=== WHAT THE TASK ASKS ===
The listing below should be written out exactly; please include all of it.
>> begin
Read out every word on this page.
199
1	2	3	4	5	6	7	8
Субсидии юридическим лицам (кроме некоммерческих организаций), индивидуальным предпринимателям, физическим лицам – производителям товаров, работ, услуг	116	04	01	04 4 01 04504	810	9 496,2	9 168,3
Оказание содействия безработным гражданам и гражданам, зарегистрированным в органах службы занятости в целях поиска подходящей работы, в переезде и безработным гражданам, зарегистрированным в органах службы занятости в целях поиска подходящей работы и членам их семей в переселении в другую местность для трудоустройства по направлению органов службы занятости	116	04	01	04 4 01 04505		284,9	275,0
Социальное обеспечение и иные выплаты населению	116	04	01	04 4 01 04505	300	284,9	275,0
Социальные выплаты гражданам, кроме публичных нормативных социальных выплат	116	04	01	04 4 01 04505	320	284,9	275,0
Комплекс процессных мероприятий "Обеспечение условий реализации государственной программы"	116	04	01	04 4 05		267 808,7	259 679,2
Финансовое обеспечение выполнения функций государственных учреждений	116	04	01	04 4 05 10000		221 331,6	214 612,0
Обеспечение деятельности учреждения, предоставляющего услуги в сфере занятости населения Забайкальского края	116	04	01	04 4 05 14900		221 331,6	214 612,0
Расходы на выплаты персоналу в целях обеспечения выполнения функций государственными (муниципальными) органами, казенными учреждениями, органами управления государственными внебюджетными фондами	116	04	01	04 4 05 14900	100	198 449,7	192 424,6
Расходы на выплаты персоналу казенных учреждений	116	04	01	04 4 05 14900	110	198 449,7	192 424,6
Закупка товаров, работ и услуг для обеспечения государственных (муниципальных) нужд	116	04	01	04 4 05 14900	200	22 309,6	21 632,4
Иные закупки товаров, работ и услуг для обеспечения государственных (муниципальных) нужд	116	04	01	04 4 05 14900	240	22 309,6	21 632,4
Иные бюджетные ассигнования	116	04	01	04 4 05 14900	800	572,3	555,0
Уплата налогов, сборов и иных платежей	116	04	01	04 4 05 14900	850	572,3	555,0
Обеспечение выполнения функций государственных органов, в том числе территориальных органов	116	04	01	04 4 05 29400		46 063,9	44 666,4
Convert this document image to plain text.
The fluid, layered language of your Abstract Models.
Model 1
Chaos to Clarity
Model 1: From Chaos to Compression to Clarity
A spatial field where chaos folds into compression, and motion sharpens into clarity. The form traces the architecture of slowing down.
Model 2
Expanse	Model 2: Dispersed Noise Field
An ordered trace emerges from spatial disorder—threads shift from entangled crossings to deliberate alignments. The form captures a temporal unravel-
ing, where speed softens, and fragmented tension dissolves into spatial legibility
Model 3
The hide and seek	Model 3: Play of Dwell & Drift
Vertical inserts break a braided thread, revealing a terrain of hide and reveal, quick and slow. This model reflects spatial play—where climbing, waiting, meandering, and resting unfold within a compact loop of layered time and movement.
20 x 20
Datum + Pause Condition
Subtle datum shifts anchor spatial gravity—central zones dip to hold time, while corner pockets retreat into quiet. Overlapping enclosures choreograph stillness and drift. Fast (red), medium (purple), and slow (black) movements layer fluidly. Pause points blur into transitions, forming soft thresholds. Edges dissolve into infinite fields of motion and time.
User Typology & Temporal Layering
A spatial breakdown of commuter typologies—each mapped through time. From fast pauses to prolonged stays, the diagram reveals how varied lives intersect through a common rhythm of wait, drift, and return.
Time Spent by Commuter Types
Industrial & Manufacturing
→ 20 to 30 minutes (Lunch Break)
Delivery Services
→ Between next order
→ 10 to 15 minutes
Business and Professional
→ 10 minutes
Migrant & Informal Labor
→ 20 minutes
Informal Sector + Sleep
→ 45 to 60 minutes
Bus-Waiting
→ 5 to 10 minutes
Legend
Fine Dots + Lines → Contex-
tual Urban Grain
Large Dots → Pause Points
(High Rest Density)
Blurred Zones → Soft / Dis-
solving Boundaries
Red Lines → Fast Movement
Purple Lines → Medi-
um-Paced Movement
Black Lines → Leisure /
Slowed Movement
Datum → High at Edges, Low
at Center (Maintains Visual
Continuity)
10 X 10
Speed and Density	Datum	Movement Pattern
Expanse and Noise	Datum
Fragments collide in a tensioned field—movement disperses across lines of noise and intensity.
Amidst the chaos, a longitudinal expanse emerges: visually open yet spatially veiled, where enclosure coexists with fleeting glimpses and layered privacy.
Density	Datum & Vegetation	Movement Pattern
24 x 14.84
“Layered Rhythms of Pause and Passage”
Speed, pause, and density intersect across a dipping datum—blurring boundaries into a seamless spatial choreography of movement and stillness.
>> end
=== TASK OUTPUT ===
Read out every word on this page.
199
1	2	3	4	5	6	7	8
Субсидии юридическим лицам (кроме некоммерческих организаций), индивидуальным предпринимателям, физическим лицам – производителям товаров, работ, услуг	116	04	01	04 4 01 04504	810	9 496,2	9 168,3
Оказание содействия безработным гражданам и гражданам, зарегистрированным в органах службы занятости в целях поиска подходящей работы, в переезде и безработным гражданам, зарегистрированным в органах службы занятости в целях поиска подходящей работы и членам их семей в переселении в другую местность для трудоустройства по направлению органов службы занятости	116	04	01	04 4 01 04505		284,9	275,0
Социальное обеспечение и иные выплаты населению	116	04	01	04 4 01 04505	300	284,9	275,0
Социальные выплаты гражданам, кроме публичных нормативных социальных выплат	116	04	01	04 4 01 04505	320	284,9	275,0
Комплекс процессных мероприятий "Обеспечение условий реализации государственной программы"	116	04	01	04 4 05		267 808,7	259 679,2
Финансовое обеспечение выполнения функций государственных учреждений	116	04	01	04 4 05 10000		221 331,6	214 612,0
Обеспечение деятельности учреждения, предоставляющего услуги в сфере занятости населения Забайкальского края	116	04	01	04 4 05 14900		221 331,6	214 612,0
Расходы на выплаты персоналу в целях обеспечения выполнения функций государственными (муниципальными) органами, казенными учреждениями, органами управления государственными внебюджетными фондами	116	04	01	04 4 05 14900	100	198 449,7	192 424,6
Расходы на выплаты персоналу казенных учреждений	116	04	01	04 4 05 14900	110	198 449,7	192 424,6
Закупка товаров, работ и услуг для обеспечения государственных (муниципальных) нужд	116	04	01	04 4 05 14900	200	22 309,6	21 632,4
Иные закупки товаров, работ и услуг для обеспечения государственных (муниципальных) нужд	116	04	01	04 4 05 14900	240	22 309,6	21 632,4
Иные бюджетные ассигнования	116	04	01	04 4 05 14900	800	572,3	555,0
Уплата налогов, сборов и иных платежей	116	04	01	04 4 05 14900	850	572,3	555,0
Обеспечение выполнения функций государственных органов, в том числе территориальных органов	116	04	01	04 4 05 29400		46 063,9	44 666,4
Convert this document image to plain text.
The fluid, layered language of your Abstract Models.
Model 1
Chaos to Clarity
Model 1: From Chaos to Compression to Clarity
A spatial field where chaos folds into compression, and motion sharpens into clarity. The form traces the architecture of slowing down.
Model 2
Expanse	Model 2: Dispersed Noise Field
An ordered trace emerges from spatial disorder—threads shift from entangled crossings to deliberate alignments. The form captures a temporal unravel-
ing, where speed softens, and fragmented tension dissolves into spatial legibility
Model 3
The hide and seek	Model 3: Play of Dwell & Drift
Vertical inserts break a braided thread, revealing a terrain of hide and reveal, quick and slow. This model reflects spatial play—where climbing, waiting, meandering, and resting unfold within a compact loop of layered time and movement.
20 x 20
Datum + Pause Condition
Subtle datum shifts anchor spatial gravity—central zones dip to hold time, while corner pockets retreat into quiet. Overlapping enclosures choreograph stillness and drift. Fast (red), medium (purple), and slow (black) movements layer fluidly. Pause points blur into transitions, forming soft thresholds. Edges dissolve into infinite fields of motion and time.
User Typology & Temporal Layering
A spatial breakdown of commuter typologies—each mapped through time. From fast pauses to prolonged stays, the diagram reveals how varied lives intersect through a common rhythm of wait, drift, and return.
Time Spent by Commuter Types
Industrial & Manufacturing
→ 20 to 30 minutes (Lunch Break)
Delivery Services
→ Between next order
→ 10 to 15 minutes
Business and Professional
→ 10 minutes
Migrant & Informal Labor
→ 20 minutes
Informal Sector + Sleep
→ 45 to 60 minutes
Bus-Waiting
→ 5 to 10 minutes
Legend
Fine Dots + Lines → Contex-
tual Urban Grain
Large Dots → Pause Points
(High Rest Density)
Blurred Zones → Soft / Dis-
solving Boundaries
Red Lines → Fast Movement
Purple Lines → Medi-
um-Paced Movement
Black Lines → Leisure /
Slowed Movement
Datum → High at Edges, Low
at Center (Maintains Visual
Continuity)
10 X 10
Speed and Density	Datum	Movement Pattern
Expanse and Noise	Datum
Fragments collide in a tensioned field—movement disperses across lines of noise and intensity.
Amidst the chaos, a longitudinal expanse emerges: visually open yet spatially veiled, where enclosure coexists with fleeting glimpses and layered privacy.
Density	Datum & Vegetation	Movement Pattern
24 x 14.84
“Layered Rhythms of Pause and Passage”
Speed, pause, and density intersect across a dipping datum—blurring boundaries into a seamless spatial choreography of movement and stillness.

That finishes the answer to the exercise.